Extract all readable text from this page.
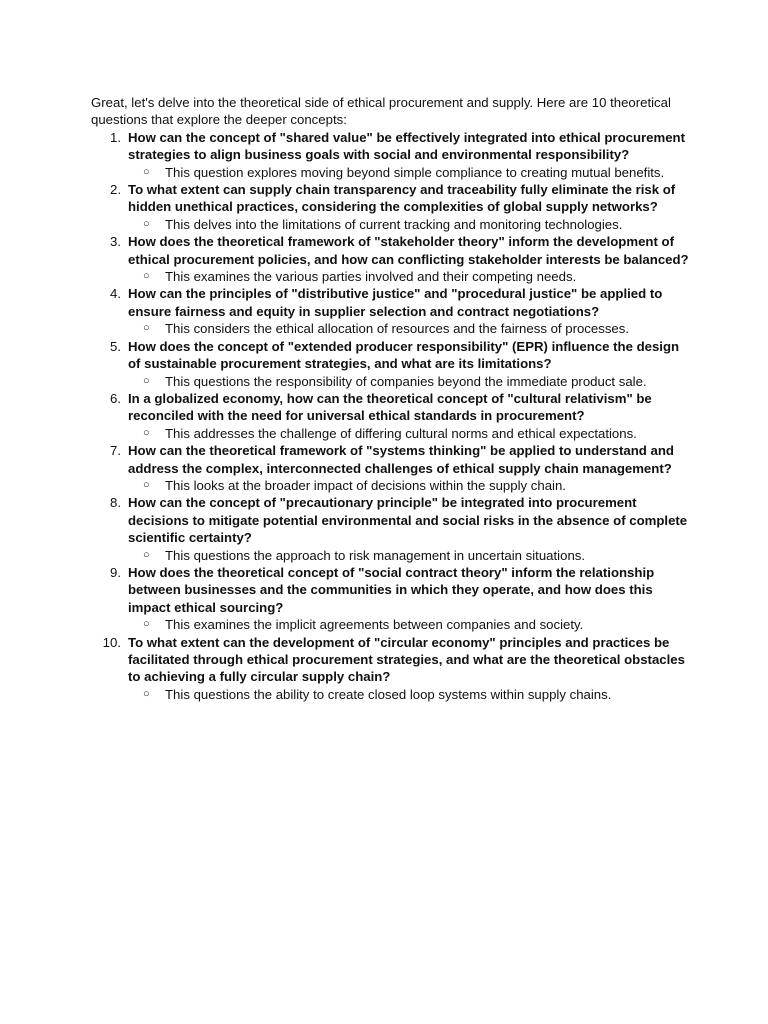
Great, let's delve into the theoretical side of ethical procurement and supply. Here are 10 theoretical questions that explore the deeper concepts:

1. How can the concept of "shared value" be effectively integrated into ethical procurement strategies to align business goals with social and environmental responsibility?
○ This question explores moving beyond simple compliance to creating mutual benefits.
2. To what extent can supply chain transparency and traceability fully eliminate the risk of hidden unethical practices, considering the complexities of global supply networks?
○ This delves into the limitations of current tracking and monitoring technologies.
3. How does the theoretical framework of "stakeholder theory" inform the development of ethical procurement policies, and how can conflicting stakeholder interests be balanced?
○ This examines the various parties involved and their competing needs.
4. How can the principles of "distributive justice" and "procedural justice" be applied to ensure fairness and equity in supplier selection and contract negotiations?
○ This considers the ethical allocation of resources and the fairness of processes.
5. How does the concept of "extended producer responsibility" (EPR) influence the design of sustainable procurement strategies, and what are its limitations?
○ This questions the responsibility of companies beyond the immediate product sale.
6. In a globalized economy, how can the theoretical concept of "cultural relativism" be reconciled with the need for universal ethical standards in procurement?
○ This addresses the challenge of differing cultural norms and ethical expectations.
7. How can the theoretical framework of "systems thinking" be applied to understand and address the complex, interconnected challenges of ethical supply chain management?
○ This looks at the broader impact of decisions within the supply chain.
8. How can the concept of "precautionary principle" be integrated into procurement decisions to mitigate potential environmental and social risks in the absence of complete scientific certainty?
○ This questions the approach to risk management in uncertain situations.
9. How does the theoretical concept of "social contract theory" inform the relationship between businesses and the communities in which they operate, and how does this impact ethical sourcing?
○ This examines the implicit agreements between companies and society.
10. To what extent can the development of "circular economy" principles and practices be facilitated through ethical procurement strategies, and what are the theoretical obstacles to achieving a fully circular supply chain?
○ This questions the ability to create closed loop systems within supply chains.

▸ Task goal: Make an exact copy of every entry above, minus the images.

▸ Response for this exercise:
Extract all readable text from this page.
Great, let's delve into the theoretical side of ethical procurement and supply. Here are 10 theoretical questions that explore the deeper concepts:

1. How can the concept of "shared value" be effectively integrated into ethical procurement strategies to align business goals with social and environmental responsibility?
○ This question explores moving beyond simple compliance to creating mutual benefits.
2. To what extent can supply chain transparency and traceability fully eliminate the risk of hidden unethical practices, considering the complexities of global supply networks?
○ This delves into the limitations of current tracking and monitoring technologies.
3. How does the theoretical framework of "stakeholder theory" inform the development of ethical procurement policies, and how can conflicting stakeholder interests be balanced?
○ This examines the various parties involved and their competing needs.
4. How can the principles of "distributive justice" and "procedural justice" be applied to ensure fairness and equity in supplier selection and contract negotiations?
○ This considers the ethical allocation of resources and the fairness of processes.
5. How does the concept of "extended producer responsibility" (EPR) influence the design of sustainable procurement strategies, and what are its limitations?
○ This questions the responsibility of companies beyond the immediate product sale.
6. In a globalized economy, how can the theoretical concept of "cultural relativism" be reconciled with the need for universal ethical standards in procurement?
○ This addresses the challenge of differing cultural norms and ethical expectations.
7. How can the theoretical framework of "systems thinking" be applied to understand and address the complex, interconnected challenges of ethical supply chain management?
○ This looks at the broader impact of decisions within the supply chain.
8. How can the concept of "precautionary principle" be integrated into procurement decisions to mitigate potential environmental and social risks in the absence of complete scientific certainty?
○ This questions the approach to risk management in uncertain situations.
9. How does the theoretical concept of "social contract theory" inform the relationship between businesses and the communities in which they operate, and how does this impact ethical sourcing?
○ This examines the implicit agreements between companies and society.
10. To what extent can the development of "circular economy" principles and practices be facilitated through ethical procurement strategies, and what are the theoretical obstacles to achieving a fully circular supply chain?
○ This questions the ability to create closed loop systems within supply chains.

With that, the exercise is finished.